◆ **Records for the exercise**
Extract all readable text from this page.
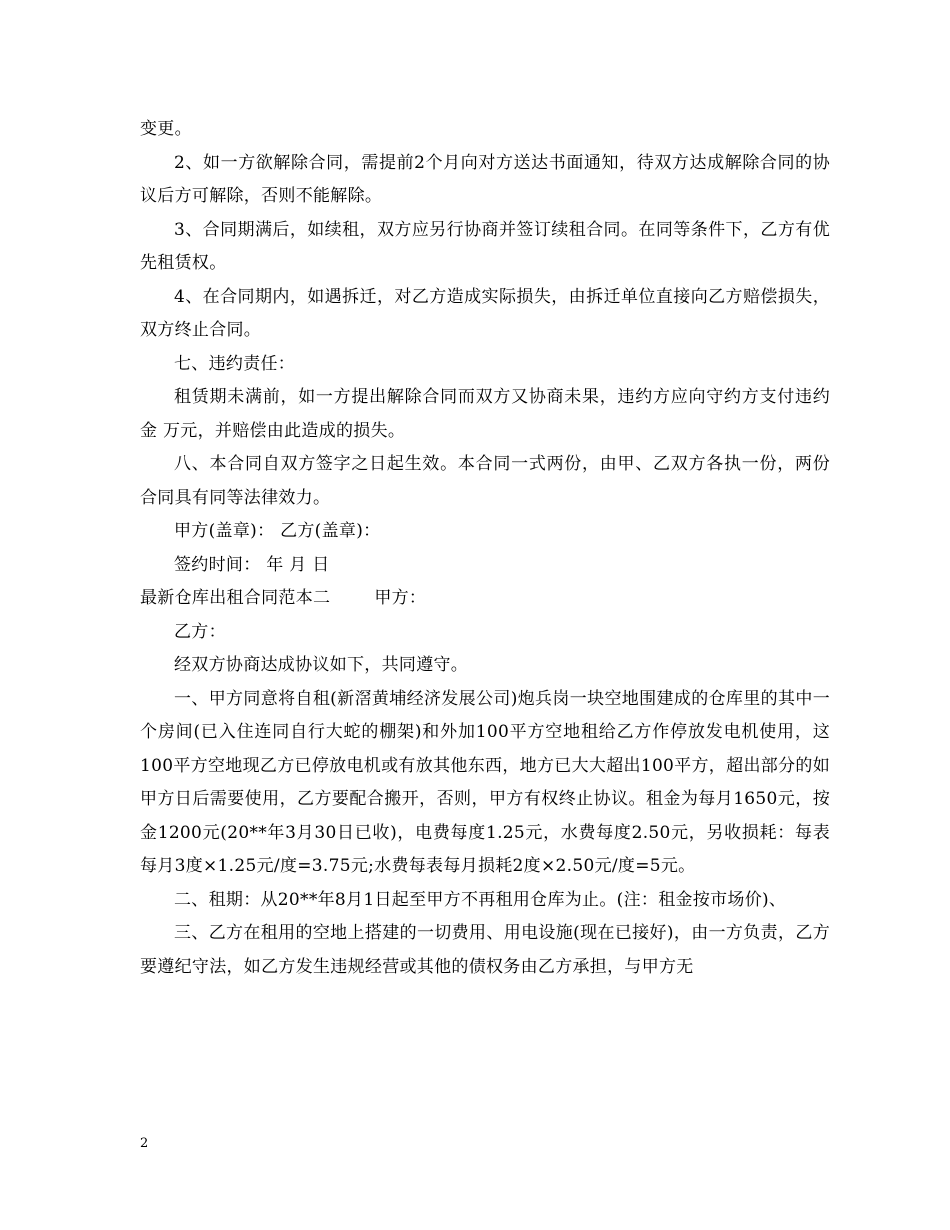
变更。

2、如一方欲解除合同，需提前2个月向对方送达书面通知，待双方达成解除合同的协议后方可解除，否则不能解除。

3、合同期满后，如续租，双方应另行协商并签订续租合同。在同等条件下，乙方有优先租赁权。

4、在合同期内，如遇拆迁，对乙方造成实际损失，由拆迁单位直接向乙方赔偿损失，双方终止合同。

七、违约责任：

租赁期未满前，如一方提出解除合同而双方又协商未果，违约方应向守约方支付违约金 万元，并赔偿由此造成的损失。

八、本合同自双方签字之日起生效。本合同一式两份，由甲、乙双方各执一份，两份合同具有同等法律效力。

甲方(盖章)： 乙方(盖章)：

签约时间： 年 月 日

最新仓库出租合同范本二	甲方：

乙方：

经双方协商达成协议如下，共同遵守。

一、甲方同意将自租(新滘黄埔经济发展公司)炮兵岗一块空地围建成的仓库里的其中一个房间(已入住连同自行大蛇的棚架)和外加100平方空地租给乙方作停放发电机使用，这100平方空地现乙方已停放电机或有放其他东西，地方已大大超出100平方，超出部分的如甲方日后需要使用，乙方要配合搬开，否则，甲方有权终止协议。租金为每月1650元，按金1200元(20**年3月30日已收)，电费每度1.25元，水费每度2.50元，另收损耗：每表每月3度×1.25元/度=3.75元;水费每表每月损耗2度×2.50元/度=5元。

二、租期：从20**年8月1日起至甲方不再租用仓库为止。(注：租金按市场价)、

三、乙方在租用的空地上搭建的一切费用、用电设施(现在已接好)，由一方负责，乙方要遵纪守法，如乙方发生违规经营或其他的债权务由乙方承担，与甲方无

2
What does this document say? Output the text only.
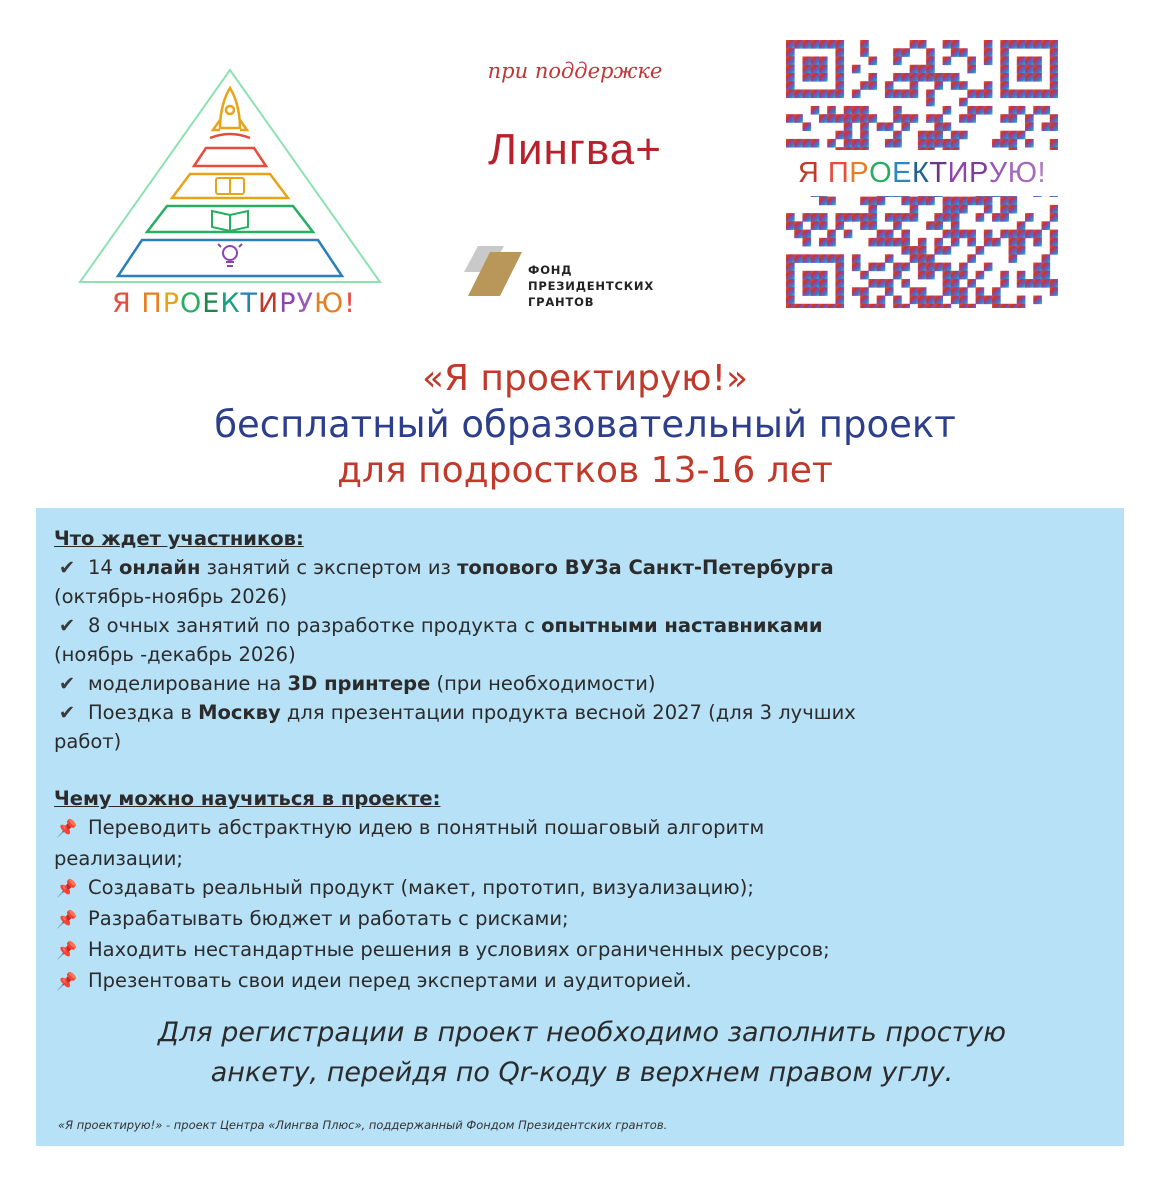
Я ПРОЕКТИРУЮ!
при поддержке
Лингва+
ФОНД
ПРЕЗИДЕНТСКИХ
ГРАНТОВ
Я
П Р О Е К Т И Р У Ю !
«Я проектирую!»
бесплатный образовательный проект
для подростков 13-16 лет
Что ждет участников:
✔ 14 онлайн занятий с экспертом из топового ВУЗа Санкт-Петербурга
(октябрь-ноябрь 2026)
✔ 8 очных занятий по разработке продукта с опытными наставниками
(ноябрь -декабрь 2026)
✔ моделирование на 3D принтере (при необходимости)
✔ Поездка в Москву для презентации продукта весной 2027 (для 3 лучших
работ)
Чему можно научиться в проекте:
📌 Переводить абстрактную идею в понятный пошаговый алгоритм
реализации;
📌 Создавать реальный продукт (макет, прототип, визуализацию);
📌 Разрабатывать бюджет и работать с рисками;
📌 Находить нестандартные решения в условиях ограниченных ресурсов;
📌 Презентовать свои идеи перед экспертами и аудиторией.
Для регистрации в проект необходимо заполнить простую
анкету, перейдя по Qr-коду в верхнем правом углу.
«Я проектирую!» - проект Центра «Лингва Плюс», поддержанный Фондом Президентских грантов.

◆ **Required work**
Sift through the entries and copy every line with "занятий".

◆ **Result for this exercise**
✔ 14 онлайн занятий с экспертом из топового ВУЗа Санкт-Петербурга
✔ 8 очных занятий по разработке продукта с опытными наставниками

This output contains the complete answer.